[start of Data extract]

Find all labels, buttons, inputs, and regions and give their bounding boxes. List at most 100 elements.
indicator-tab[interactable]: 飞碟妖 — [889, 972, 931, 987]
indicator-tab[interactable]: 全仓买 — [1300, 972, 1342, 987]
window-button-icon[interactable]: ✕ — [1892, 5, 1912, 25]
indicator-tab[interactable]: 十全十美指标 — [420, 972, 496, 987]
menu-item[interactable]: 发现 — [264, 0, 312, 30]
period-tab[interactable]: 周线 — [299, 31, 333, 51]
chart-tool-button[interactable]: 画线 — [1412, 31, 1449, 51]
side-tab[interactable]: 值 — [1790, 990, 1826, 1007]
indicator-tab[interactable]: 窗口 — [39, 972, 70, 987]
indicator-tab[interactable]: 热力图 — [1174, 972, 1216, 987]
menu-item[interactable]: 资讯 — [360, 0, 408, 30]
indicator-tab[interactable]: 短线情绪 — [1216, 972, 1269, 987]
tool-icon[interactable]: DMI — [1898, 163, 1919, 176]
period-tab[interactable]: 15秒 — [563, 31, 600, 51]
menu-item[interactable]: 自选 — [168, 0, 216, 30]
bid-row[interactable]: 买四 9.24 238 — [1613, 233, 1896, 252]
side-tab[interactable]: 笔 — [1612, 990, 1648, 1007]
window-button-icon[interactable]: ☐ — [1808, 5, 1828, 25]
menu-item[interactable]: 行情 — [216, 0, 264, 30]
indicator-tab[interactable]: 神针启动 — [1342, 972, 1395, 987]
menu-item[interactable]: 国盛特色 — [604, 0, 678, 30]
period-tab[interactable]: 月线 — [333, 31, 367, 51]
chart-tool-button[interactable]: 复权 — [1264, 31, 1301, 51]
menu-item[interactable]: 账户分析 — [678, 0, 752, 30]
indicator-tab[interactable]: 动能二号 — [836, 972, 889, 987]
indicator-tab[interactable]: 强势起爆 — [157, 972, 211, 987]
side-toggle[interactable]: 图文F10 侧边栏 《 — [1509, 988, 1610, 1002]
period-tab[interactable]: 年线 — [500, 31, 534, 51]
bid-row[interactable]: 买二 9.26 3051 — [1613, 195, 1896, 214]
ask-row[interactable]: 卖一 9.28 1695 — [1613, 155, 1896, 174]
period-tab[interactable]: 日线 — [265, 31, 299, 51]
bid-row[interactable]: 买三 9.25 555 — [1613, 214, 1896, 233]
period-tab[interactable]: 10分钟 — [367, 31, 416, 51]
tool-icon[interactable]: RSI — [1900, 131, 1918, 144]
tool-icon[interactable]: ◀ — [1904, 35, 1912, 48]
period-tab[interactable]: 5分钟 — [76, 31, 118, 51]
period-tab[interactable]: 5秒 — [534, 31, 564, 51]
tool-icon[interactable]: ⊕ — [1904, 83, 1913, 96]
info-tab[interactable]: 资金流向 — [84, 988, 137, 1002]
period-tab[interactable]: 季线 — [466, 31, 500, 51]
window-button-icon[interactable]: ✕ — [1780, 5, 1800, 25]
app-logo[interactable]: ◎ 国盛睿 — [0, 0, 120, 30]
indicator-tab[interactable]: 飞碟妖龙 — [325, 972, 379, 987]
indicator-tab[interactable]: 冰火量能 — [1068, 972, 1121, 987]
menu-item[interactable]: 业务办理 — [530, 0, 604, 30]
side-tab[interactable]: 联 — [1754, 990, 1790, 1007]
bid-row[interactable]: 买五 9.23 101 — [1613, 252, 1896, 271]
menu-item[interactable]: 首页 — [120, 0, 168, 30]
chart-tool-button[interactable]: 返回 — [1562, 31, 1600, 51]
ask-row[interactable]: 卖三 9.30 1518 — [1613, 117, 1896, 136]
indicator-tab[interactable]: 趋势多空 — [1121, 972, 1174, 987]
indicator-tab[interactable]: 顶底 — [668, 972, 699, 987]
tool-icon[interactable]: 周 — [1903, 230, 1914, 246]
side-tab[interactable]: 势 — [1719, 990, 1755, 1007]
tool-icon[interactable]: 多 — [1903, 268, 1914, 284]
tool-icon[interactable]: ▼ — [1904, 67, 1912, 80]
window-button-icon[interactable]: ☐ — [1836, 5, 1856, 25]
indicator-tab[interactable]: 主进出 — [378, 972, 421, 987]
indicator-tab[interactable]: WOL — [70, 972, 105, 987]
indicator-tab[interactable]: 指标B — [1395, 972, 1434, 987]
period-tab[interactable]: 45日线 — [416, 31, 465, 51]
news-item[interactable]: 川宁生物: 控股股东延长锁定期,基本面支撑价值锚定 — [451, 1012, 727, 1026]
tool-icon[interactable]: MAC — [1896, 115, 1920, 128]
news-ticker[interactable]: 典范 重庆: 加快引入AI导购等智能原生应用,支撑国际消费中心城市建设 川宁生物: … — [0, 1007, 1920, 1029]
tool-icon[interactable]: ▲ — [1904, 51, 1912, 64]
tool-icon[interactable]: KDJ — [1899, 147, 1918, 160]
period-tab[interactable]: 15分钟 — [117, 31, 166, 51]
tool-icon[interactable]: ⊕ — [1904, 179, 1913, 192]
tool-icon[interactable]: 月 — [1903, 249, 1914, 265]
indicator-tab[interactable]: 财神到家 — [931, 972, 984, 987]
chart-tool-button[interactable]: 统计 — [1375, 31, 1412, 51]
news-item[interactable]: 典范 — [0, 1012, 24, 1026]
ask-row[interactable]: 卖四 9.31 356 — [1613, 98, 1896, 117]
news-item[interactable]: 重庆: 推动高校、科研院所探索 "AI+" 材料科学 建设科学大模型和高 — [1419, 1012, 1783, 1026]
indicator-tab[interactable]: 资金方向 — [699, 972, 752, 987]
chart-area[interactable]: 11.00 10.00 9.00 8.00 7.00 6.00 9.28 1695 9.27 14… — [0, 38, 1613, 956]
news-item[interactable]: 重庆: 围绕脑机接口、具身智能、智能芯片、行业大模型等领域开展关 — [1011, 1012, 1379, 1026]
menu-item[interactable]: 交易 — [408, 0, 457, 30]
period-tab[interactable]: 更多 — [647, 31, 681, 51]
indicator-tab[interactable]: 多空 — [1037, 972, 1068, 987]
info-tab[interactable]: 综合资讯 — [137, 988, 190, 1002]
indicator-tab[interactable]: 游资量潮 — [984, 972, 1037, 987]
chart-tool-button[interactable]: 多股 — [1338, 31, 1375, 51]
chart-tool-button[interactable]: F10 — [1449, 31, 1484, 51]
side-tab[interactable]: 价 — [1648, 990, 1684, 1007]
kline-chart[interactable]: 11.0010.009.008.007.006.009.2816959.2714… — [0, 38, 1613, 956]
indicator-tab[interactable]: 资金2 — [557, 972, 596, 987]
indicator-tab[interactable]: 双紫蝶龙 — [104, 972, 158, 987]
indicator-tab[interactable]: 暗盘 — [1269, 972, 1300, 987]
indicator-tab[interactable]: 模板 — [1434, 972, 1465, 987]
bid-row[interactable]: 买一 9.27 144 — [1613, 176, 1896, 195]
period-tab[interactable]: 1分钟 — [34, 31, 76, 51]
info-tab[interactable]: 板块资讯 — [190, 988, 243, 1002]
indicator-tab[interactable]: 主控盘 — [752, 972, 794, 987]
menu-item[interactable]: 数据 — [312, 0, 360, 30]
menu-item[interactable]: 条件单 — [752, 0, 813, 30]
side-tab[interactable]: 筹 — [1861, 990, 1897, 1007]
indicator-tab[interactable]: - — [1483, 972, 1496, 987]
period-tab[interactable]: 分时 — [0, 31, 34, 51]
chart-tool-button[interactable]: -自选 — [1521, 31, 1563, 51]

[end of Data extract]

◆ Instructions for the task ◆
Swap "period-tab" for "timeframe-tab" wherever it occurs in the listing, and give the full listing again with nothing else changed.

◆ Task answer ◆
Find all labels, buttons, inputs, and regions and give their bounding boxes. List at most 100 elements.
indicator-tab[interactable]: 飞碟妖 — [889, 972, 931, 987]
indicator-tab[interactable]: 全仓买 — [1300, 972, 1342, 987]
window-button-icon[interactable]: ✕ — [1892, 5, 1912, 25]
indicator-tab[interactable]: 十全十美指标 — [420, 972, 496, 987]
menu-item[interactable]: 发现 — [264, 0, 312, 30]
timeframe-tab[interactable]: 周线 — [299, 31, 333, 51]
chart-tool-button[interactable]: 画线 — [1412, 31, 1449, 51]
side-tab[interactable]: 值 — [1790, 990, 1826, 1007]
indicator-tab[interactable]: 窗口 — [39, 972, 70, 987]
indicator-tab[interactable]: 热力图 — [1174, 972, 1216, 987]
menu-item[interactable]: 资讯 — [360, 0, 408, 30]
indicator-tab[interactable]: 短线情绪 — [1216, 972, 1269, 987]
tool-icon[interactable]: DMI — [1898, 163, 1919, 176]
timeframe-tab[interactable]: 15秒 — [563, 31, 600, 51]
menu-item[interactable]: 自选 — [168, 0, 216, 30]
bid-row[interactable]: 买四 9.24 238 — [1613, 233, 1896, 252]
side-tab[interactable]: 笔 — [1612, 990, 1648, 1007]
window-button-icon[interactable]: ☐ — [1808, 5, 1828, 25]
menu-item[interactable]: 行情 — [216, 0, 264, 30]
indicator-tab[interactable]: 神针启动 — [1342, 972, 1395, 987]
menu-item[interactable]: 国盛特色 — [604, 0, 678, 30]
timeframe-tab[interactable]: 月线 — [333, 31, 367, 51]
chart-tool-button[interactable]: 复权 — [1264, 31, 1301, 51]
menu-item[interactable]: 账户分析 — [678, 0, 752, 30]
indicator-tab[interactable]: 动能二号 — [836, 972, 889, 987]
indicator-tab[interactable]: 强势起爆 — [157, 972, 211, 987]
side-toggle[interactable]: 图文F10 侧边栏 《 — [1509, 988, 1610, 1002]
timeframe-tab[interactable]: 年线 — [500, 31, 534, 51]
bid-row[interactable]: 买二 9.26 3051 — [1613, 195, 1896, 214]
ask-row[interactable]: 卖一 9.28 1695 — [1613, 155, 1896, 174]
timeframe-tab[interactable]: 日线 — [265, 31, 299, 51]
bid-row[interactable]: 买三 9.25 555 — [1613, 214, 1896, 233]
timeframe-tab[interactable]: 10分钟 — [367, 31, 416, 51]
tool-icon[interactable]: RSI — [1900, 131, 1918, 144]
tool-icon[interactable]: ◀ — [1904, 35, 1912, 48]
timeframe-tab[interactable]: 5分钟 — [76, 31, 118, 51]
timeframe-tab[interactable]: 5秒 — [534, 31, 564, 51]
tool-icon[interactable]: ⊕ — [1904, 83, 1913, 96]
info-tab[interactable]: 资金流向 — [84, 988, 137, 1002]
timeframe-tab[interactable]: 季线 — [466, 31, 500, 51]
window-button-icon[interactable]: ✕ — [1780, 5, 1800, 25]
app-logo[interactable]: ◎ 国盛睿 — [0, 0, 120, 30]
indicator-tab[interactable]: 飞碟妖龙 — [325, 972, 379, 987]
indicator-tab[interactable]: 冰火量能 — [1068, 972, 1121, 987]
menu-item[interactable]: 业务办理 — [530, 0, 604, 30]
side-tab[interactable]: 联 — [1754, 990, 1790, 1007]
bid-row[interactable]: 买五 9.23 101 — [1613, 252, 1896, 271]
menu-item[interactable]: 首页 — [120, 0, 168, 30]
chart-tool-button[interactable]: 返回 — [1562, 31, 1600, 51]
ask-row[interactable]: 卖三 9.30 1518 — [1613, 117, 1896, 136]
indicator-tab[interactable]: 趋势多空 — [1121, 972, 1174, 987]
indicator-tab[interactable]: 顶底 — [668, 972, 699, 987]
tool-icon[interactable]: 周 — [1903, 230, 1914, 246]
side-tab[interactable]: 势 — [1719, 990, 1755, 1007]
tool-icon[interactable]: 多 — [1903, 268, 1914, 284]
tool-icon[interactable]: ▼ — [1904, 67, 1912, 80]
window-button-icon[interactable]: ☐ — [1836, 5, 1856, 25]
indicator-tab[interactable]: 主进出 — [378, 972, 421, 987]
indicator-tab[interactable]: WOL — [70, 972, 105, 987]
indicator-tab[interactable]: 指标B — [1395, 972, 1434, 987]
timeframe-tab[interactable]: 45日线 — [416, 31, 465, 51]
news-item[interactable]: 川宁生物: 控股股东延长锁定期,基本面支撑价值锚定 — [451, 1012, 727, 1026]
tool-icon[interactable]: MAC — [1896, 115, 1920, 128]
news-ticker[interactable]: 典范 重庆: 加快引入AI导购等智能原生应用,支撑国际消费中心城市建设 川宁生物: … — [0, 1007, 1920, 1029]
tool-icon[interactable]: ▲ — [1904, 51, 1912, 64]
tool-icon[interactable]: KDJ — [1899, 147, 1918, 160]
timeframe-tab[interactable]: 15分钟 — [117, 31, 166, 51]
tool-icon[interactable]: ⊕ — [1904, 179, 1913, 192]
tool-icon[interactable]: 月 — [1903, 249, 1914, 265]
indicator-tab[interactable]: 财神到家 — [931, 972, 984, 987]
chart-tool-button[interactable]: 统计 — [1375, 31, 1412, 51]
news-item[interactable]: 典范 — [0, 1012, 24, 1026]
ask-row[interactable]: 卖四 9.31 356 — [1613, 98, 1896, 117]
news-item[interactable]: 重庆: 推动高校、科研院所探索 "AI+" 材料科学 建设科学大模型和高 — [1419, 1012, 1783, 1026]
indicator-tab[interactable]: 资金方向 — [699, 972, 752, 987]
chart-area[interactable]: 11.00 10.00 9.00 8.00 7.00 6.00 9.28 1695 9.27 14… — [0, 38, 1613, 956]
news-item[interactable]: 重庆: 围绕脑机接口、具身智能、智能芯片、行业大模型等领域开展关 — [1011, 1012, 1379, 1026]
menu-item[interactable]: 交易 — [408, 0, 457, 30]
timeframe-tab[interactable]: 更多 — [647, 31, 681, 51]
indicator-tab[interactable]: 多空 — [1037, 972, 1068, 987]
info-tab[interactable]: 综合资讯 — [137, 988, 190, 1002]
indicator-tab[interactable]: 游资量潮 — [984, 972, 1037, 987]
chart-tool-button[interactable]: 多股 — [1338, 31, 1375, 51]
chart-tool-button[interactable]: F10 — [1449, 31, 1484, 51]
side-tab[interactable]: 价 — [1648, 990, 1684, 1007]
kline-chart[interactable]: 11.0010.009.008.007.006.009.2816959.2714… — [0, 38, 1613, 956]
indicator-tab[interactable]: 资金2 — [557, 972, 596, 987]
indicator-tab[interactable]: 双紫蝶龙 — [104, 972, 158, 987]
indicator-tab[interactable]: 暗盘 — [1269, 972, 1300, 987]
indicator-tab[interactable]: 模板 — [1434, 972, 1465, 987]
bid-row[interactable]: 买一 9.27 144 — [1613, 176, 1896, 195]
timeframe-tab[interactable]: 1分钟 — [34, 31, 76, 51]
info-tab[interactable]: 板块资讯 — [190, 988, 243, 1002]
indicator-tab[interactable]: 主控盘 — [752, 972, 794, 987]
menu-item[interactable]: 数据 — [312, 0, 360, 30]
menu-item[interactable]: 条件单 — [752, 0, 813, 30]
side-tab[interactable]: 筹 — [1861, 990, 1897, 1007]
indicator-tab[interactable]: - — [1483, 972, 1496, 987]
timeframe-tab[interactable]: 分时 — [0, 31, 34, 51]
chart-tool-button[interactable]: -自选 — [1521, 31, 1563, 51]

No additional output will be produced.